■ Objective ■
In the entries below, identify every line with the string "otro" and copy it.

■ Excerpted records ■
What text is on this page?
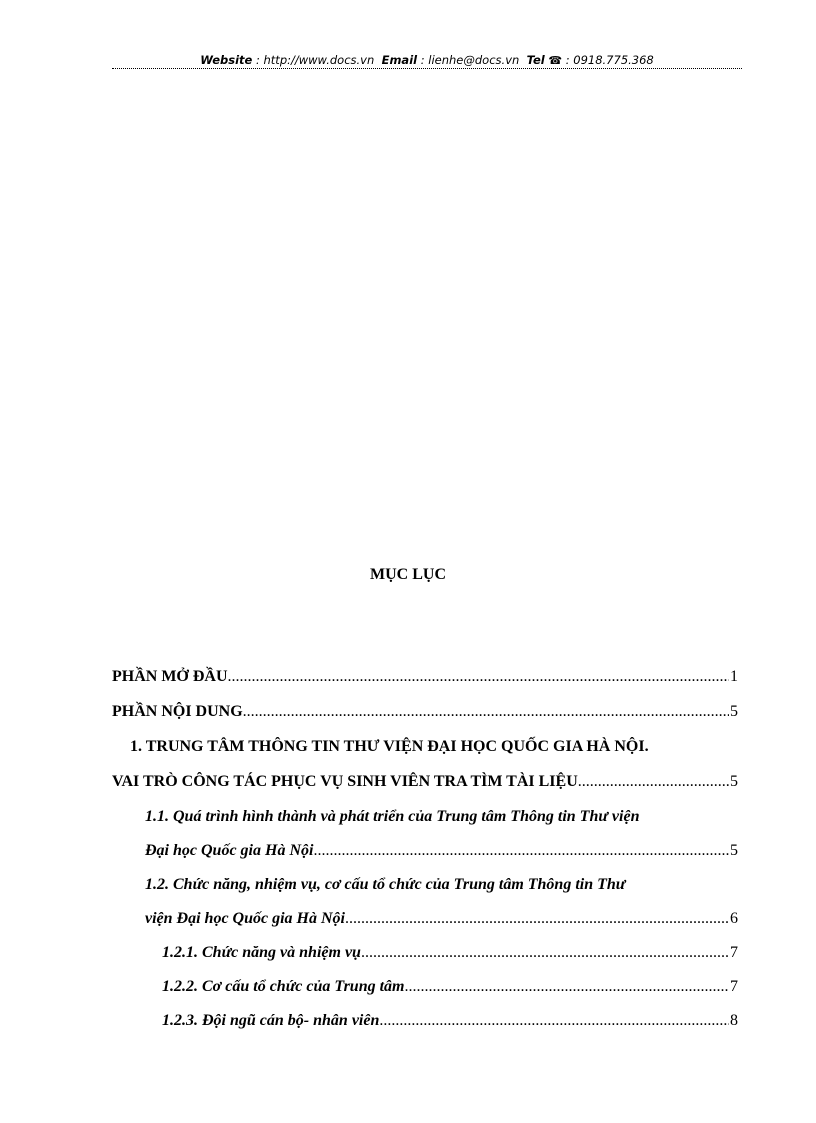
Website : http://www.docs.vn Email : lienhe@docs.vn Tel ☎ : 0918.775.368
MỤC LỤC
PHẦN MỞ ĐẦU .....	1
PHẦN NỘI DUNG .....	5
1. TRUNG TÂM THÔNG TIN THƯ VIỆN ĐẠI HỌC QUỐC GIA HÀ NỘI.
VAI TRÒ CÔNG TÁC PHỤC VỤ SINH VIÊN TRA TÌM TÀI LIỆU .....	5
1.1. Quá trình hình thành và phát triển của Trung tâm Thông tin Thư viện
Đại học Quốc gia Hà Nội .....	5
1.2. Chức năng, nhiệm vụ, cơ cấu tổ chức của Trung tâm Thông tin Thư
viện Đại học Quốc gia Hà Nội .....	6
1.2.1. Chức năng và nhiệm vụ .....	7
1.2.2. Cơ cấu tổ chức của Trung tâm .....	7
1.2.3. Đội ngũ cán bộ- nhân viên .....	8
--
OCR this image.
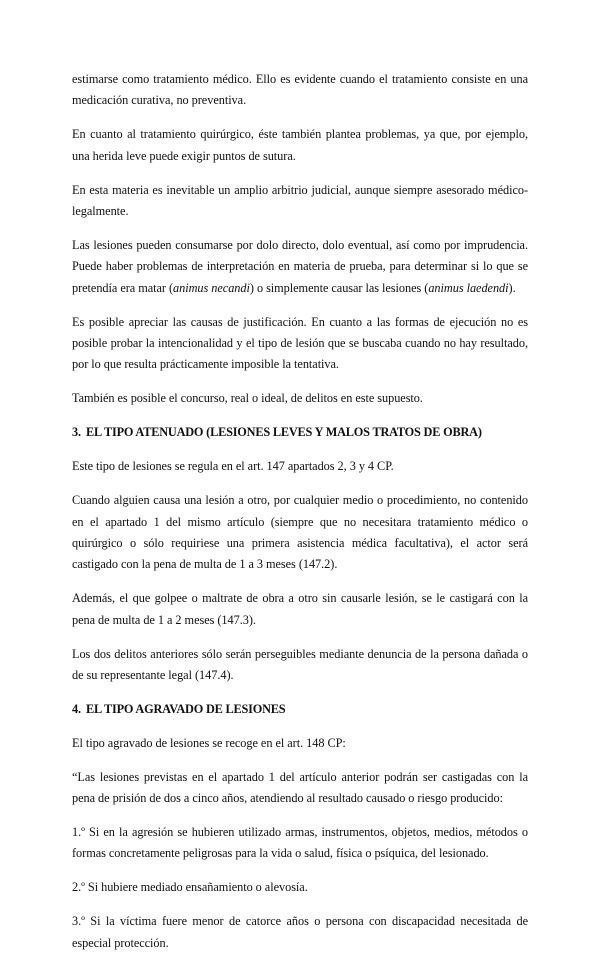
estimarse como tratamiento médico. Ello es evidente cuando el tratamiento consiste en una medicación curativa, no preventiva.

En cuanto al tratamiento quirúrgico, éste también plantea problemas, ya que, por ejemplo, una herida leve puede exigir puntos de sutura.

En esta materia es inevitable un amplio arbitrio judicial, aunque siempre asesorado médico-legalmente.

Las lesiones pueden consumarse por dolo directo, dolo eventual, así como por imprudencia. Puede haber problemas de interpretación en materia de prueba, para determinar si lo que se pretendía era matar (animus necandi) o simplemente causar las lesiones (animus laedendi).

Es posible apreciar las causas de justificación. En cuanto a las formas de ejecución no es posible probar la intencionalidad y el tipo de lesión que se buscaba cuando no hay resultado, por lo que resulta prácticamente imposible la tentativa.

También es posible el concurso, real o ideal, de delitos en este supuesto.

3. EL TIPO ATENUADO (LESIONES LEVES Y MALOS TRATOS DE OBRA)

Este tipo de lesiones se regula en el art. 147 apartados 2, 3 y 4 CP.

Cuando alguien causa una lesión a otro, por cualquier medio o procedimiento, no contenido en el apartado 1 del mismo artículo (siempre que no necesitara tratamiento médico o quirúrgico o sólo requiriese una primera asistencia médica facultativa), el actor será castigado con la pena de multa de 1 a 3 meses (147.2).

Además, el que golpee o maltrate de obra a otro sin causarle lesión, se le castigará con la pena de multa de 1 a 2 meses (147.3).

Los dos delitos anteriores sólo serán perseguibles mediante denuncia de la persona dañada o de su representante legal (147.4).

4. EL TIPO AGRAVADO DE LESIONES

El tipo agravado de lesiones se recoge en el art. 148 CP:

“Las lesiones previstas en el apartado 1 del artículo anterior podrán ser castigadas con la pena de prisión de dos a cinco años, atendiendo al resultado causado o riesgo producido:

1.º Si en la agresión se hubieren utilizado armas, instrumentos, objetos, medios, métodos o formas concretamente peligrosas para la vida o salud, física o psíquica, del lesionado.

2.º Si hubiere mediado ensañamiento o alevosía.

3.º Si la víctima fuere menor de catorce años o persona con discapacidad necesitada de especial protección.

■ Solved problem ■
Cuando alguien causa una lesión a otro, por cualquier medio o procedimiento, no contenido en el apartado 1 del mismo artículo (siempre que no necesitara tratamiento médico o quirúrgico o sólo requiriese una primera asistencia médica facultativa), el actor será castigado con la pena de multa de 1 a 3 meses (147.2).
Además, el que golpee o maltrate de obra a otro sin causarle lesión, se le castigará con la pena de multa de 1 a 2 meses (147.3).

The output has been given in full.